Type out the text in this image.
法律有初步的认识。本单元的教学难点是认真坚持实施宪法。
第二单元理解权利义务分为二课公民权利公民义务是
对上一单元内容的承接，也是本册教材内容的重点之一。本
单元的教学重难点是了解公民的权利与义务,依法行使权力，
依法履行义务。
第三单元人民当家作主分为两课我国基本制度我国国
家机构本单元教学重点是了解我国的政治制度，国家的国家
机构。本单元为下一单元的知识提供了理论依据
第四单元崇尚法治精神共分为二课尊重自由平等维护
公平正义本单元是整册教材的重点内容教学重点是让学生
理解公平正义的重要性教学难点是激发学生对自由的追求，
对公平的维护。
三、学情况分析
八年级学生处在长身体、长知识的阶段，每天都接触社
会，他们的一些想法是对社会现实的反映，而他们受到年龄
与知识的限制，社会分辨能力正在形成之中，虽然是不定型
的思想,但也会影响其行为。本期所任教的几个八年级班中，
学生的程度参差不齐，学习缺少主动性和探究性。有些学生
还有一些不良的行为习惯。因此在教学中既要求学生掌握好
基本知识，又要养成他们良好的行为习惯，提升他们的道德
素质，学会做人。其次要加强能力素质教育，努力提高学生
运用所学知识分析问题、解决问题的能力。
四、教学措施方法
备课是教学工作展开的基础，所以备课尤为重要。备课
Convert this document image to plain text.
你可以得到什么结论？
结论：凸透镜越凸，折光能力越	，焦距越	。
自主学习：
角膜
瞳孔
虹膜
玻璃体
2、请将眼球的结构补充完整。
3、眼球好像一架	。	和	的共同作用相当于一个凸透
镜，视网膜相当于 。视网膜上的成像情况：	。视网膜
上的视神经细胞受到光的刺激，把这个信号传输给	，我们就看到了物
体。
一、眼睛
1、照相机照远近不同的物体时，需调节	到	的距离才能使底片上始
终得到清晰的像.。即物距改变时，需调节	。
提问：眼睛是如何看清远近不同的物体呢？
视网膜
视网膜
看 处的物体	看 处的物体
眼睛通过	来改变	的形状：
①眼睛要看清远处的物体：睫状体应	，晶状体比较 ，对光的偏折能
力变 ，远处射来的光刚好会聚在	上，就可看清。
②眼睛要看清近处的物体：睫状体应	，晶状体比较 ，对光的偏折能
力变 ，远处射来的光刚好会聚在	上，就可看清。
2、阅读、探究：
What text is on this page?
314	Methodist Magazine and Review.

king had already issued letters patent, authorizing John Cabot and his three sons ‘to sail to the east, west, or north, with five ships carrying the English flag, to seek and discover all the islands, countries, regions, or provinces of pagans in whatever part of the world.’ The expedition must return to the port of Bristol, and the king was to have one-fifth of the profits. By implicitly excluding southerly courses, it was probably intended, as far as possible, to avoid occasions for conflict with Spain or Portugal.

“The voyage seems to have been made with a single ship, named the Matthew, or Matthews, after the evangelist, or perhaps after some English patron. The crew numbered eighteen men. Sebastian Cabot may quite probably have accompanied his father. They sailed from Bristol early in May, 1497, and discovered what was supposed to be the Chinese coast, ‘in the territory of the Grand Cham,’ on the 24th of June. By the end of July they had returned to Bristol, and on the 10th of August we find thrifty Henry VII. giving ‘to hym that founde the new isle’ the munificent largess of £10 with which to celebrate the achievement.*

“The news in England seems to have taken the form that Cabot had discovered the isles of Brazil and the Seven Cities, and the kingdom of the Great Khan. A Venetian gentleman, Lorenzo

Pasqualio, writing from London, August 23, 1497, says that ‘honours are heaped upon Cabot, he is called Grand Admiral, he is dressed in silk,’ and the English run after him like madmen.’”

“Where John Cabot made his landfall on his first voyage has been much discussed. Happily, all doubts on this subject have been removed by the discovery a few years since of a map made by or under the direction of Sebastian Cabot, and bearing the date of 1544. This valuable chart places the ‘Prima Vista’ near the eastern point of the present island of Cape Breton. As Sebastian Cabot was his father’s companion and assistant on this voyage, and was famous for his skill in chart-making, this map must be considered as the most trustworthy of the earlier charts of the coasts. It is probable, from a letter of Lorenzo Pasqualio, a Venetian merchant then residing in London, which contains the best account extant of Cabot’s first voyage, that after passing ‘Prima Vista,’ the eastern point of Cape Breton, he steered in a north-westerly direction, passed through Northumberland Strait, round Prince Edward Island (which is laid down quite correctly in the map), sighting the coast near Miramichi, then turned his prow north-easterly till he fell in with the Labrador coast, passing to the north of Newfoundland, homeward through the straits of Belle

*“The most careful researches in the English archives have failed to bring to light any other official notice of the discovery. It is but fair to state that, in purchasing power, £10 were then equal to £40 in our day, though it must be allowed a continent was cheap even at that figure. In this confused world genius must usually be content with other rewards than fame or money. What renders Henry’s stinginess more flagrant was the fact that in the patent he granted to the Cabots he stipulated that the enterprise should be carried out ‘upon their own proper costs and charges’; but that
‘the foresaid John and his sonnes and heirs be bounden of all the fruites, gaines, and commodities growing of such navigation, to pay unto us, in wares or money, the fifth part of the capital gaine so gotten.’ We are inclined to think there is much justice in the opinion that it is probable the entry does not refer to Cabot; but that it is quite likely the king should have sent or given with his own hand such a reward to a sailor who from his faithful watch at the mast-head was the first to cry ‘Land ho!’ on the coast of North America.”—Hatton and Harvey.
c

━━━━

◆ Task objective
List the lines of the material in which the word "image" occurs.

◆ The answer
Type out the text in this image.
Convert this document image to plain text.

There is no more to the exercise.